*How to complete this task*:
Copy all lines containing the string "title" from the records below.

Records from a data collection:
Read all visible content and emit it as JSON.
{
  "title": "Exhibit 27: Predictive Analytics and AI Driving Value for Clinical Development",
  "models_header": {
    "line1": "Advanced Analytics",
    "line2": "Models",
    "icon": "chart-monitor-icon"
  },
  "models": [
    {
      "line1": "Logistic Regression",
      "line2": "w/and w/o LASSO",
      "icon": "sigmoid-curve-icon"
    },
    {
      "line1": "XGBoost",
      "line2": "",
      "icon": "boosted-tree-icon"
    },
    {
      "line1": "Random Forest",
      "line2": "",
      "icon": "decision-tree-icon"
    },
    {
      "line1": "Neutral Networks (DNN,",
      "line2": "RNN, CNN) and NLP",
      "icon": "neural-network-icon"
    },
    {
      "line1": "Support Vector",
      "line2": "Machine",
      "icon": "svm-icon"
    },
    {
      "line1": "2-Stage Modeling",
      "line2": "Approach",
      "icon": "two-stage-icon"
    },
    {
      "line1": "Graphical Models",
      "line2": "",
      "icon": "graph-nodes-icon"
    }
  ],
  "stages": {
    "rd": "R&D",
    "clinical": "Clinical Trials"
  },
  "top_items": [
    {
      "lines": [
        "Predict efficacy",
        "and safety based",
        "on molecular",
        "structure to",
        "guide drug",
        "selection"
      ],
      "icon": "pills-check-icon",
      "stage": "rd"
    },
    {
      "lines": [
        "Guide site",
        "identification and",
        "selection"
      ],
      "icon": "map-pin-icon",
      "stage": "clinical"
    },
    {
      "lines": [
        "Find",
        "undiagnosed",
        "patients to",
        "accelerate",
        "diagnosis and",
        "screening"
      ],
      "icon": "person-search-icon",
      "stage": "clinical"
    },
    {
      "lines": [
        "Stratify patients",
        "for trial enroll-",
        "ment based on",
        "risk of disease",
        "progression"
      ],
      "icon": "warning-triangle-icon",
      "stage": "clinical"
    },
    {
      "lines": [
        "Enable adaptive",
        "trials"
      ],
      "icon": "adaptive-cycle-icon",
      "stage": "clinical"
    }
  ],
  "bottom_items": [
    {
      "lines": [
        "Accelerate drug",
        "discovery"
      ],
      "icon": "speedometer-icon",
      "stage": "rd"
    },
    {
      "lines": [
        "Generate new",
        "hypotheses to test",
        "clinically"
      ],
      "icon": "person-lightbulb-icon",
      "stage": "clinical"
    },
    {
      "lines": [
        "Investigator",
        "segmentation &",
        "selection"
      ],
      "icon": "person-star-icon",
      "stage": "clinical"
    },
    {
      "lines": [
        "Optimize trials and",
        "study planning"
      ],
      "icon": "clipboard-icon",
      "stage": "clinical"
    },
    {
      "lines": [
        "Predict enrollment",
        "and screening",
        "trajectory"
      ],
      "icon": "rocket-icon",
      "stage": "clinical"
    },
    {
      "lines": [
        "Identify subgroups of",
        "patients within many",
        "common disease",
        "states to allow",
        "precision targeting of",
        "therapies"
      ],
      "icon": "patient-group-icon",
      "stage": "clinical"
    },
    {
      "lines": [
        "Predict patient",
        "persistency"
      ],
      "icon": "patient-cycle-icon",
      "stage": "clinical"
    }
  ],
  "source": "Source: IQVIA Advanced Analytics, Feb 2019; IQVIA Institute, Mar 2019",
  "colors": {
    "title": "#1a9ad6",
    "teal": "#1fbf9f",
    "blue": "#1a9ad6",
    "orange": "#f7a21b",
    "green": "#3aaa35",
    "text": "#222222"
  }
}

*Task output*:
  "title": "Exhibit 27: Predictive Analytics and AI Driving Value for Clinical Development",
    "title": "#1a9ad6",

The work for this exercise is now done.